# EXERCISE DESCRIPTION
Search the listing below for the string "label" and show each line that contains it.

# INPUT RECORDS
▬▬▬▬▬▬▬▬▬▬
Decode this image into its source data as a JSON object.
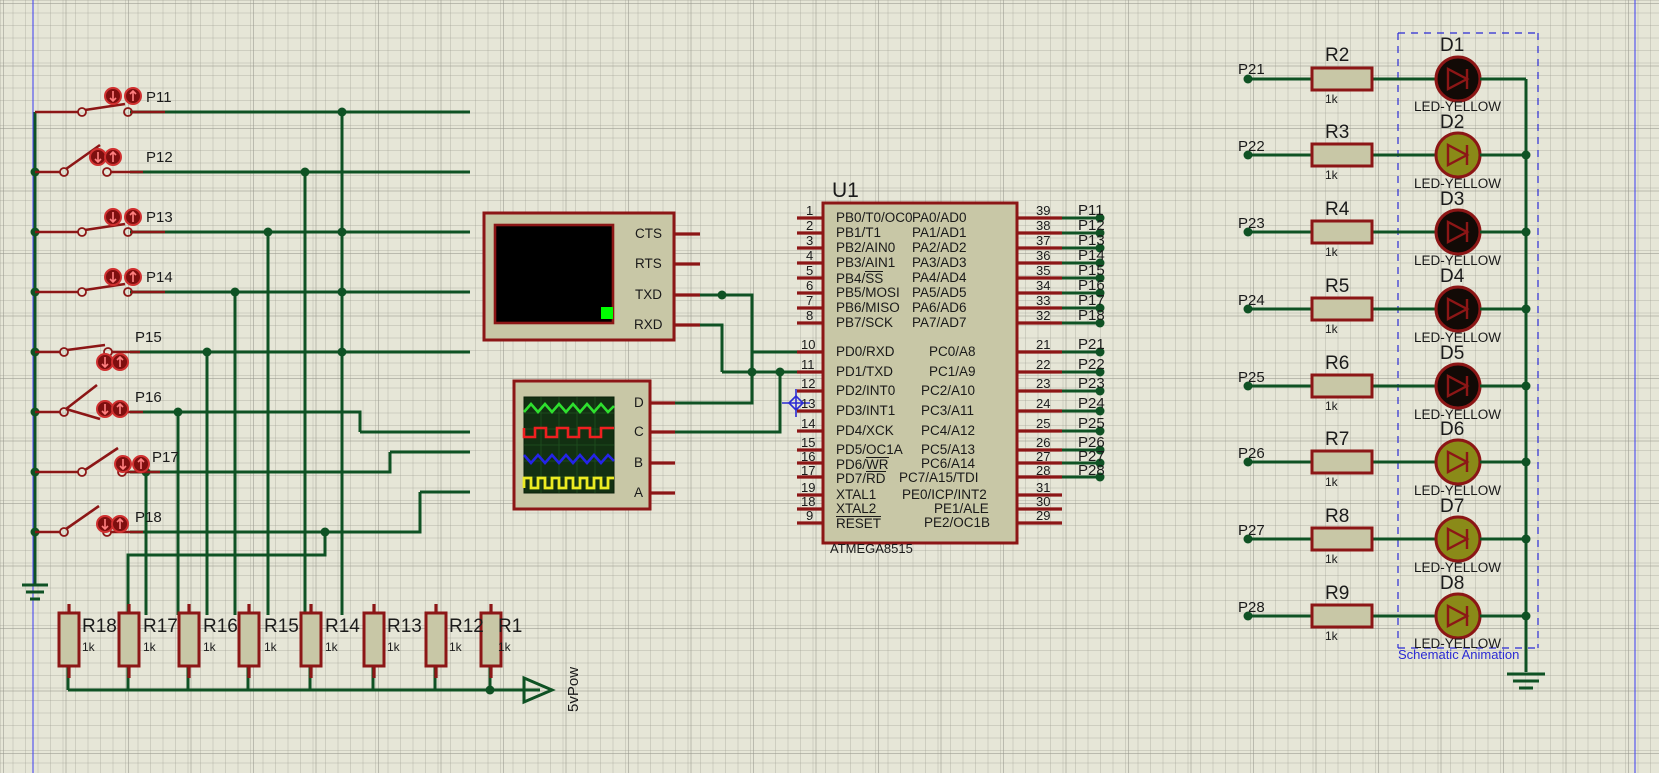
{
  "app": {
    "kind": "proteus-schematic-capture",
    "colors": {
      "wire": "#0f5224",
      "body": "#c8c7a6",
      "outline": "#8c1616",
      "grid": "#96968c",
      "background": "#e6e6d7",
      "annotation": "#2b2bd4",
      "led_on": "#8a8a18",
      "led_off": "#120a06",
      "terminal_screen": "#000000",
      "cursor": "#00ff00"
    }
  },
  "mcu": {
    "refdes": "U1",
    "part": "ATMEGA8515",
    "left_pins": [
      {
        "num": "1",
        "name": "PB0/T0/OC0"
      },
      {
        "num": "2",
        "name": "PB1/T1"
      },
      {
        "num": "3",
        "name": "PB2/AIN0"
      },
      {
        "num": "4",
        "name": "PB3/AIN1"
      },
      {
        "num": "5",
        "name": "PB4/SS",
        "overbar": "SS"
      },
      {
        "num": "6",
        "name": "PB5/MOSI"
      },
      {
        "num": "7",
        "name": "PB6/MISO"
      },
      {
        "num": "8",
        "name": "PB7/SCK"
      },
      {
        "num": "10",
        "name": "PD0/RXD"
      },
      {
        "num": "11",
        "name": "PD1/TXD"
      },
      {
        "num": "12",
        "name": "PD2/INT0"
      },
      {
        "num": "13",
        "name": "PD3/INT1"
      },
      {
        "num": "14",
        "name": "PD4/XCK"
      },
      {
        "num": "15",
        "name": "PD5/OC1A"
      },
      {
        "num": "16",
        "name": "PD6/WR",
        "overbar": "WR"
      },
      {
        "num": "17",
        "name": "PD7/RD",
        "overbar": "RD"
      },
      {
        "num": "19",
        "name": "XTAL1"
      },
      {
        "num": "18",
        "name": "XTAL2"
      },
      {
        "num": "9",
        "name": "RESET",
        "overbar": "RESET"
      }
    ],
    "right_pins": [
      {
        "num": "39",
        "name": "PA0/AD0",
        "net": "P11"
      },
      {
        "num": "38",
        "name": "PA1/AD1",
        "net": "P12"
      },
      {
        "num": "37",
        "name": "PA2/AD2",
        "net": "P13"
      },
      {
        "num": "36",
        "name": "PA3/AD3",
        "net": "P14"
      },
      {
        "num": "35",
        "name": "PA4/AD4",
        "net": "P15"
      },
      {
        "num": "34",
        "name": "PA5/AD5",
        "net": "P16"
      },
      {
        "num": "33",
        "name": "PA6/AD6",
        "net": "P17"
      },
      {
        "num": "32",
        "name": "PA7/AD7",
        "net": "P18"
      },
      {
        "num": "21",
        "name": "PC0/A8",
        "net": "P21"
      },
      {
        "num": "22",
        "name": "PC1/A9",
        "net": "P22"
      },
      {
        "num": "23",
        "name": "PC2/A10",
        "net": "P23"
      },
      {
        "num": "24",
        "name": "PC3/A11",
        "net": "P24"
      },
      {
        "num": "25",
        "name": "PC4/A12",
        "net": "P25"
      },
      {
        "num": "26",
        "name": "PC5/A13",
        "net": "P26"
      },
      {
        "num": "27",
        "name": "PC6/A14",
        "net": "P27"
      },
      {
        "num": "28",
        "name": "PC7/A15/TDI",
        "net": "P28"
      },
      {
        "num": "31",
        "name": "PE0/ICP/INT2"
      },
      {
        "num": "30",
        "name": "PE1/ALE"
      },
      {
        "num": "29",
        "name": "PE2/OC1B"
      }
    ]
  },
  "switches": [
    {
      "net": "P11",
      "closed": true
    },
    {
      "net": "P12",
      "closed": false
    },
    {
      "net": "P13",
      "closed": true
    },
    {
      "net": "P14",
      "closed": true
    },
    {
      "net": "P15",
      "closed": true
    },
    {
      "net": "P16",
      "closed": false
    },
    {
      "net": "P17",
      "closed": false
    },
    {
      "net": "P18",
      "closed": false
    }
  ],
  "pulldown_resistors": [
    {
      "refdes": "R18",
      "value": "1k"
    },
    {
      "refdes": "R17",
      "value": "1k"
    },
    {
      "refdes": "R16",
      "value": "1k"
    },
    {
      "refdes": "R15",
      "value": "1k"
    },
    {
      "refdes": "R14",
      "value": "1k"
    },
    {
      "refdes": "R13",
      "value": "1k"
    },
    {
      "refdes": "R12",
      "value": "1k"
    },
    {
      "refdes": "R1",
      "value": "1k"
    }
  ],
  "power_terminal": {
    "label": "5vPow"
  },
  "led_branches": [
    {
      "net": "P21",
      "resistor": "R2",
      "value": "1k",
      "led": "D1",
      "device": "LED-YELLOW",
      "on": false
    },
    {
      "net": "P22",
      "resistor": "R3",
      "value": "1k",
      "led": "D2",
      "device": "LED-YELLOW",
      "on": true
    },
    {
      "net": "P23",
      "resistor": "R4",
      "value": "1k",
      "led": "D3",
      "device": "LED-YELLOW",
      "on": false
    },
    {
      "net": "P24",
      "resistor": "R5",
      "value": "1k",
      "led": "D4",
      "device": "LED-YELLOW",
      "on": false
    },
    {
      "net": "P25",
      "resistor": "R6",
      "value": "1k",
      "led": "D5",
      "device": "LED-YELLOW",
      "on": false
    },
    {
      "net": "P26",
      "resistor": "R7",
      "value": "1k",
      "led": "D6",
      "device": "LED-YELLOW",
      "on": true
    },
    {
      "net": "P27",
      "resistor": "R8",
      "value": "1k",
      "led": "D7",
      "device": "LED-YELLOW",
      "on": true
    },
    {
      "net": "P28",
      "resistor": "R9",
      "value": "1k",
      "led": "D8",
      "device": "LED-YELLOW",
      "on": true
    }
  ],
  "selection": {
    "label": "Schematic Animation"
  },
  "virtual_terminal": {
    "pins": [
      "CTS",
      "RTS",
      "TXD",
      "RXD"
    ]
  },
  "oscilloscope": {
    "channels": [
      "D",
      "C",
      "B",
      "A"
    ],
    "traces": [
      {
        "channel": "D",
        "color": "#2ee02e",
        "shape": "triangle"
      },
      {
        "channel": "C",
        "color": "#ef2020",
        "shape": "square"
      },
      {
        "channel": "B",
        "color": "#2424e8",
        "shape": "triangle"
      },
      {
        "channel": "A",
        "color": "#ecec22",
        "shape": "square"
      }
    ]
  }
}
▬▬▬▬▬▬▬▬▬▬
# RESULT OF THE TASK
    "label": "5vPow"
    "label": "Schematic Animation"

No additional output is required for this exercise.